- PROBLEM DETAILS -
Repeat the entire listing below exactly.

- EXCERPTED RECORDS -

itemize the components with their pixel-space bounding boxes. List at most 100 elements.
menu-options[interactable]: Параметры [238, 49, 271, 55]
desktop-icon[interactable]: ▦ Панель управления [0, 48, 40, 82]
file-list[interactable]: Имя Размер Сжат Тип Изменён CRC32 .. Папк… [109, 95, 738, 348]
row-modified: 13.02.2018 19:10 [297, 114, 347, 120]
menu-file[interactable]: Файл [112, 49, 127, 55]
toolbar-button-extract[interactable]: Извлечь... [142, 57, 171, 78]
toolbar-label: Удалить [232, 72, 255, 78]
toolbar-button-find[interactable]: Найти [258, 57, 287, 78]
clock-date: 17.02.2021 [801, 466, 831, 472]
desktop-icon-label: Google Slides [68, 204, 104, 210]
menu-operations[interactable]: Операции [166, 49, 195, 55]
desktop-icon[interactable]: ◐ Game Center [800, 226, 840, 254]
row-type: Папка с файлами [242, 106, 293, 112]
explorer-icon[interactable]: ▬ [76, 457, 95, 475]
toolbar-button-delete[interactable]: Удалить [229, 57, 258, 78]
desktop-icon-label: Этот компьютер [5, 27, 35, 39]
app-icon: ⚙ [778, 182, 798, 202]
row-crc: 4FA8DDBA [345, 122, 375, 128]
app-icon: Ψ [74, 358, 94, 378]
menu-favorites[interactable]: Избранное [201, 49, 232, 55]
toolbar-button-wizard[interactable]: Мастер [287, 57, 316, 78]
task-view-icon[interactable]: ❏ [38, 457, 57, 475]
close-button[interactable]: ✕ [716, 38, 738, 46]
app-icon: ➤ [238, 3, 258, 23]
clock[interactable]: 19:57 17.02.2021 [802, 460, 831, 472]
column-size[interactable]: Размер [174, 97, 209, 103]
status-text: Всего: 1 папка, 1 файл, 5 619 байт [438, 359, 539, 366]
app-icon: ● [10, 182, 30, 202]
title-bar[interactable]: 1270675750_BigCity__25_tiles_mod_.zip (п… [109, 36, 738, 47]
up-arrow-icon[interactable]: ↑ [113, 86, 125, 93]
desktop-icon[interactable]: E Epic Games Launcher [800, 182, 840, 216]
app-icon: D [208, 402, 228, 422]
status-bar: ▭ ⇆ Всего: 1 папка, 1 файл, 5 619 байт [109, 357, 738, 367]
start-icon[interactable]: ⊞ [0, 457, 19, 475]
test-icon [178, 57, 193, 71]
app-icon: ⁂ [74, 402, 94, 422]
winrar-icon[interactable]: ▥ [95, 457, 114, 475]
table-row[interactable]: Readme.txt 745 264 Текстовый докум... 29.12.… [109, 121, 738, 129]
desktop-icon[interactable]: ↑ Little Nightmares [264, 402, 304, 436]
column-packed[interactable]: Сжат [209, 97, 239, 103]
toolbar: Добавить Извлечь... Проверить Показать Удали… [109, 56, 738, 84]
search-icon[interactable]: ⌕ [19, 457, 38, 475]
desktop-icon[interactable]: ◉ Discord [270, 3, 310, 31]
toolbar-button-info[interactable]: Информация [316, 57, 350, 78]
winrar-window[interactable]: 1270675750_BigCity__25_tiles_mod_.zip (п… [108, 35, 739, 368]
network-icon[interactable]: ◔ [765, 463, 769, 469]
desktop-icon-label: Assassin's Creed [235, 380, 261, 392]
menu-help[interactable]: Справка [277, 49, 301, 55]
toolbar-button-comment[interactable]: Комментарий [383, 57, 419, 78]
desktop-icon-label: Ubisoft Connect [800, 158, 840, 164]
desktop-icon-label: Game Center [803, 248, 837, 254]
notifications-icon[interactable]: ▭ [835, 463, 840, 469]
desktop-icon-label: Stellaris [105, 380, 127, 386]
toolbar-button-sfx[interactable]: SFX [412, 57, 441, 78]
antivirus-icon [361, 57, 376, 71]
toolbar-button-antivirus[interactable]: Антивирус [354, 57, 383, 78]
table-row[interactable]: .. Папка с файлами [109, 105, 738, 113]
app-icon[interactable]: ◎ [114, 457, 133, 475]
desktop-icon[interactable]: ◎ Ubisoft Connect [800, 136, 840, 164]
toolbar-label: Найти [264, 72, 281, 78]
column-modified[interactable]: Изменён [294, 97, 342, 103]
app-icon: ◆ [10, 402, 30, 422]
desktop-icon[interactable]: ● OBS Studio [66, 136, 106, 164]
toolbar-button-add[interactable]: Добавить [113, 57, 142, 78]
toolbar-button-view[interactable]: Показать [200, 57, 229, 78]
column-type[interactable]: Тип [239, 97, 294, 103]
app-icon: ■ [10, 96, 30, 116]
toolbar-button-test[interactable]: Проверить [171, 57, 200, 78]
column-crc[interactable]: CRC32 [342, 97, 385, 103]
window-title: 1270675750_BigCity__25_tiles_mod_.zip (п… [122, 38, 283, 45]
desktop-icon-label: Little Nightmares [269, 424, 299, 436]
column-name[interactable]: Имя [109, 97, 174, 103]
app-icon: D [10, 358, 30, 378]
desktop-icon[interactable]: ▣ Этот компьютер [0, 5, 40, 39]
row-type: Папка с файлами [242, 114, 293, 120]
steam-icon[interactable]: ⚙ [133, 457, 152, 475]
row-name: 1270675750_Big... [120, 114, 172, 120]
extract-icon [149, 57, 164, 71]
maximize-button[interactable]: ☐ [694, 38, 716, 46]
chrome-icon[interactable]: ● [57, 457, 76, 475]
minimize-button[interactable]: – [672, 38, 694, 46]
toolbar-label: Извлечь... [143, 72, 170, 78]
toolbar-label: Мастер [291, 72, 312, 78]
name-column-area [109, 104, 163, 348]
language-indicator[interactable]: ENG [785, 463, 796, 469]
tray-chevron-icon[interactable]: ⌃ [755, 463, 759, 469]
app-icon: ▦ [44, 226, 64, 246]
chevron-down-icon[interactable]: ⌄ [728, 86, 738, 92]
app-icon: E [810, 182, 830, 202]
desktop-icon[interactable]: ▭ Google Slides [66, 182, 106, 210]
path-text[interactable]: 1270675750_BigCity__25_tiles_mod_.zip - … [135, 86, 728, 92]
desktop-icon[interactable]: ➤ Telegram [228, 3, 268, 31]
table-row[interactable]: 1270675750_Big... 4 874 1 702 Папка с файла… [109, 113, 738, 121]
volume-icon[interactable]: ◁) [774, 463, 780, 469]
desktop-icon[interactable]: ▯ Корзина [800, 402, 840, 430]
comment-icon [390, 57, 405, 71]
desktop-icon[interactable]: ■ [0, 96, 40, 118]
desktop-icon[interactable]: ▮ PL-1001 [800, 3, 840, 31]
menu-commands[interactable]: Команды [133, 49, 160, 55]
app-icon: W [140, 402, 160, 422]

- RESULT FOR THIS TASK -
itemize the components with their pixel-space bounding boxes. List at most 100 elements.
menu-options[interactable]: Параметры [238, 49, 271, 55]
desktop-icon[interactable]: ▦ Панель управления [0, 48, 40, 82]
file-list[interactable]: Имя Размер Сжат Тип Изменён CRC32 .. Папк… [109, 95, 738, 348]
row-modified: 13.02.2018 19:10 [297, 114, 347, 120]
menu-file[interactable]: Файл [112, 49, 127, 55]
toolbar-button-extract[interactable]: Извлечь... [142, 57, 171, 78]
toolbar-label: Удалить [232, 72, 255, 78]
toolbar-button-find[interactable]: Найти [258, 57, 287, 78]
clock-date: 17.02.2021 [801, 466, 831, 472]
desktop-icon-label: Google Slides [68, 204, 104, 210]
menu-operations[interactable]: Операции [166, 49, 195, 55]
desktop-icon[interactable]: ◐ Game Center [800, 226, 840, 254]
row-type: Папка с файлами [242, 106, 293, 112]
explorer-icon[interactable]: ▬ [76, 457, 95, 475]
toolbar-button-delete[interactable]: Удалить [229, 57, 258, 78]
desktop-icon-label: Этот компьютер [5, 27, 35, 39]
app-icon: ⚙ [778, 182, 798, 202]
row-crc: 4FA8DDBA [345, 122, 375, 128]
app-icon: Ψ [74, 358, 94, 378]
menu-favorites[interactable]: Избранное [201, 49, 232, 55]
toolbar-button-wizard[interactable]: Мастер [287, 57, 316, 78]
task-view-icon[interactable]: ❏ [38, 457, 57, 475]
close-button[interactable]: ✕ [716, 38, 738, 46]
app-icon: ➤ [238, 3, 258, 23]
clock[interactable]: 19:57 17.02.2021 [802, 460, 831, 472]
column-size[interactable]: Размер [174, 97, 209, 103]
status-text: Всего: 1 папка, 1 файл, 5 619 байт [438, 359, 539, 366]
app-icon: ● [10, 182, 30, 202]
title-bar[interactable]: 1270675750_BigCity__25_tiles_mod_.zip (п… [109, 36, 738, 47]
up-arrow-icon[interactable]: ↑ [113, 86, 125, 93]
desktop-icon[interactable]: E Epic Games Launcher [800, 182, 840, 216]
app-icon: D [208, 402, 228, 422]
status-bar: ▭ ⇆ Всего: 1 папка, 1 файл, 5 619 байт [109, 357, 738, 367]
start-icon[interactable]: ⊞ [0, 457, 19, 475]
test-icon [178, 57, 193, 71]
app-icon: ⁂ [74, 402, 94, 422]
winrar-icon[interactable]: ▥ [95, 457, 114, 475]
table-row[interactable]: Readme.txt 745 264 Текстовый докум... 29.12.… [109, 121, 738, 129]
desktop-icon[interactable]: ↑ Little Nightmares [264, 402, 304, 436]
column-packed[interactable]: Сжат [209, 97, 239, 103]
toolbar: Добавить Извлечь... Проверить Показать Удали… [109, 56, 738, 84]
search-icon[interactable]: ⌕ [19, 457, 38, 475]
desktop-icon[interactable]: ◉ Discord [270, 3, 310, 31]
toolbar-button-info[interactable]: Информация [316, 57, 350, 78]
winrar-window[interactable]: 1270675750_BigCity__25_tiles_mod_.zip (п… [108, 35, 739, 368]
network-icon[interactable]: ◔ [765, 463, 769, 469]
desktop-icon-label: Assassin's Creed [235, 380, 261, 392]
menu-help[interactable]: Справка [277, 49, 301, 55]
toolbar-button-comment[interactable]: Комментарий [383, 57, 419, 78]
desktop-icon-label: Ubisoft Connect [800, 158, 840, 164]
desktop-icon-label: Game Center [803, 248, 837, 254]
notifications-icon[interactable]: ▭ [835, 463, 840, 469]
desktop-icon-label: Stellaris [105, 380, 127, 386]
toolbar-button-sfx[interactable]: SFX [412, 57, 441, 78]
antivirus-icon [361, 57, 376, 71]
toolbar-button-antivirus[interactable]: Антивирус [354, 57, 383, 78]
table-row[interactable]: .. Папка с файлами [109, 105, 738, 113]
app-icon[interactable]: ◎ [114, 457, 133, 475]
desktop-icon[interactable]: ◎ Ubisoft Connect [800, 136, 840, 164]
toolbar-label: Найти [264, 72, 281, 78]
column-modified[interactable]: Изменён [294, 97, 342, 103]
app-icon: ◆ [10, 402, 30, 422]
desktop-icon[interactable]: ● OBS Studio [66, 136, 106, 164]
toolbar-button-add[interactable]: Добавить [113, 57, 142, 78]
toolbar-button-view[interactable]: Показать [200, 57, 229, 78]
column-type[interactable]: Тип [239, 97, 294, 103]
app-icon: ■ [10, 96, 30, 116]
toolbar-button-test[interactable]: Проверить [171, 57, 200, 78]
column-crc[interactable]: CRC32 [342, 97, 385, 103]
window-title: 1270675750_BigCity__25_tiles_mod_.zip (п… [122, 38, 283, 45]
desktop-icon-label: Little Nightmares [269, 424, 299, 436]
column-name[interactable]: Имя [109, 97, 174, 103]
app-icon: D [10, 358, 30, 378]
desktop-icon[interactable]: ▣ Этот компьютер [0, 5, 40, 39]
row-type: Папка с файлами [242, 114, 293, 120]
steam-icon[interactable]: ⚙ [133, 457, 152, 475]
row-name: 1270675750_Big... [120, 114, 172, 120]
extract-icon [149, 57, 164, 71]
maximize-button[interactable]: ☐ [694, 38, 716, 46]
chrome-icon[interactable]: ● [57, 457, 76, 475]
minimize-button[interactable]: – [672, 38, 694, 46]
toolbar-label: Извлечь... [143, 72, 170, 78]
toolbar-label: Мастер [291, 72, 312, 78]
name-column-area [109, 104, 163, 348]
language-indicator[interactable]: ENG [785, 463, 796, 469]
tray-chevron-icon[interactable]: ⌃ [755, 463, 759, 469]
app-icon: ▦ [44, 226, 64, 246]
chevron-down-icon[interactable]: ⌄ [728, 86, 738, 92]
app-icon: E [810, 182, 830, 202]
desktop-icon[interactable]: ▭ Google Slides [66, 182, 106, 210]
path-text[interactable]: 1270675750_BigCity__25_tiles_mod_.zip - … [135, 86, 728, 92]
desktop-icon[interactable]: ➤ Telegram [228, 3, 268, 31]
table-row[interactable]: 1270675750_Big... 4 874 1 702 Папка с файла… [109, 113, 738, 121]
volume-icon[interactable]: ◁) [774, 463, 780, 469]
desktop-icon[interactable]: ▯ Корзина [800, 402, 840, 430]
comment-icon [390, 57, 405, 71]
desktop-icon[interactable]: ■ [0, 96, 40, 118]
desktop-icon[interactable]: ▮ PL-1001 [800, 3, 840, 31]
menu-commands[interactable]: Команды [133, 49, 160, 55]
app-icon: W [140, 402, 160, 422]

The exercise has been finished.